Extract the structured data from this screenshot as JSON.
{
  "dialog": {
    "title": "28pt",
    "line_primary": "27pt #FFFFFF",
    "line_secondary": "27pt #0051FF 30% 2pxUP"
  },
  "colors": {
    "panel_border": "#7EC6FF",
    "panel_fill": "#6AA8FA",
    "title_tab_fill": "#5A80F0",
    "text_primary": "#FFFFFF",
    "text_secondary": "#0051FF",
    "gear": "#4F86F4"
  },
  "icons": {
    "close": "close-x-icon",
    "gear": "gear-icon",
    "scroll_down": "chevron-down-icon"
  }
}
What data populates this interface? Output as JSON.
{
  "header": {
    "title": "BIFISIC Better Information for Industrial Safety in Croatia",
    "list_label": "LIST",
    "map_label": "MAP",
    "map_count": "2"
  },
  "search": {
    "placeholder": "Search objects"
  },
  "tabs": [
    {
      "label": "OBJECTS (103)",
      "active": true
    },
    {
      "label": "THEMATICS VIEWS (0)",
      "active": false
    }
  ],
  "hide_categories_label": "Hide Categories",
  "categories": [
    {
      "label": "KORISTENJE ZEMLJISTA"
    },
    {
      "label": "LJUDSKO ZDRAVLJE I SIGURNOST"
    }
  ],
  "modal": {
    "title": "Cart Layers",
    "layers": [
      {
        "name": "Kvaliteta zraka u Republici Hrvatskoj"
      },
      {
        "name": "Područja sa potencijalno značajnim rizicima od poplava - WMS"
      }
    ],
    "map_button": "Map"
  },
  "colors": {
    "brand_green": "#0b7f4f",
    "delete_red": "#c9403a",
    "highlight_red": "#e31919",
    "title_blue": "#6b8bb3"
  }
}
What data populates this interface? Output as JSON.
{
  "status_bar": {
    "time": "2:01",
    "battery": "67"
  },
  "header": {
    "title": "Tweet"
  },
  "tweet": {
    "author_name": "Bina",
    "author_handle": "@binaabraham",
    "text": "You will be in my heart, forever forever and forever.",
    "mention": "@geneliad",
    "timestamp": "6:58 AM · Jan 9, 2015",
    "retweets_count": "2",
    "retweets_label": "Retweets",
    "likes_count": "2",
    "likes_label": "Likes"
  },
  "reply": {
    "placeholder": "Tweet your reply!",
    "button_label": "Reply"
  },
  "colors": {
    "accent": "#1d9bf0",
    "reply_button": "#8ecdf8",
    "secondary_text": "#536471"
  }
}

= = = = = = =

WORK TO BE COMPLETED
Can you give every line above again, exactly as written?

COMPLETE RESPONSE
Extract the structured data from this screenshot as JSON.
{
  "dialog": {
    "title": "28pt",
    "line_primary": "27pt #FFFFFF",
    "line_secondary": "27pt #0051FF 30% 2pxUP"
  },
  "colors": {
    "panel_border": "#7EC6FF",
    "panel_fill": "#6AA8FA",
    "title_tab_fill": "#5A80F0",
    "text_primary": "#FFFFFF",
    "text_secondary": "#0051FF",
    "gear": "#4F86F4"
  },
  "icons": {
    "close": "close-x-icon",
    "gear": "gear-icon",
    "scroll_down": "chevron-down-icon"
  }
}
What data populates this interface? Output as JSON.
{
  "header": {
    "title": "BIFISIC Better Information for Industrial Safety in Croatia",
    "list_label": "LIST",
    "map_label": "MAP",
    "map_count": "2"
  },
  "search": {
    "placeholder": "Search objects"
  },
  "tabs": [
    {
      "label": "OBJECTS (103)",
      "active": true
    },
    {
      "label": "THEMATICS VIEWS (0)",
      "active": false
    }
  ],
  "hide_categories_label": "Hide Categories",
  "categories": [
    {
      "label": "KORISTENJE ZEMLJISTA"
    },
    {
      "label": "LJUDSKO ZDRAVLJE I SIGURNOST"
    }
  ],
  "modal": {
    "title": "Cart Layers",
    "layers": [
      {
        "name": "Kvaliteta zraka u Republici Hrvatskoj"
      },
      {
        "name": "Područja sa potencijalno značajnim rizicima od poplava - WMS"
      }
    ],
    "map_button": "Map"
  },
  "colors": {
    "brand_green": "#0b7f4f",
    "delete_red": "#c9403a",
    "highlight_red": "#e31919",
    "title_blue": "#6b8bb3"
  }
}
What data populates this interface? Output as JSON.
{
  "status_bar": {
    "time": "2:01",
    "battery": "67"
  },
  "header": {
    "title": "Tweet"
  },
  "tweet": {
    "author_name": "Bina",
    "author_handle": "@binaabraham",
    "text": "You will be in my heart, forever forever and forever.",
    "mention": "@geneliad",
    "timestamp": "6:58 AM · Jan 9, 2015",
    "retweets_count": "2",
    "retweets_label": "Retweets",
    "likes_count": "2",
    "likes_label": "Likes"
  },
  "reply": {
    "placeholder": "Tweet your reply!",
    "button_label": "Reply"
  },
  "colors": {
    "accent": "#1d9bf0",
    "reply_button": "#8ecdf8",
    "secondary_text": "#536471"
  }
}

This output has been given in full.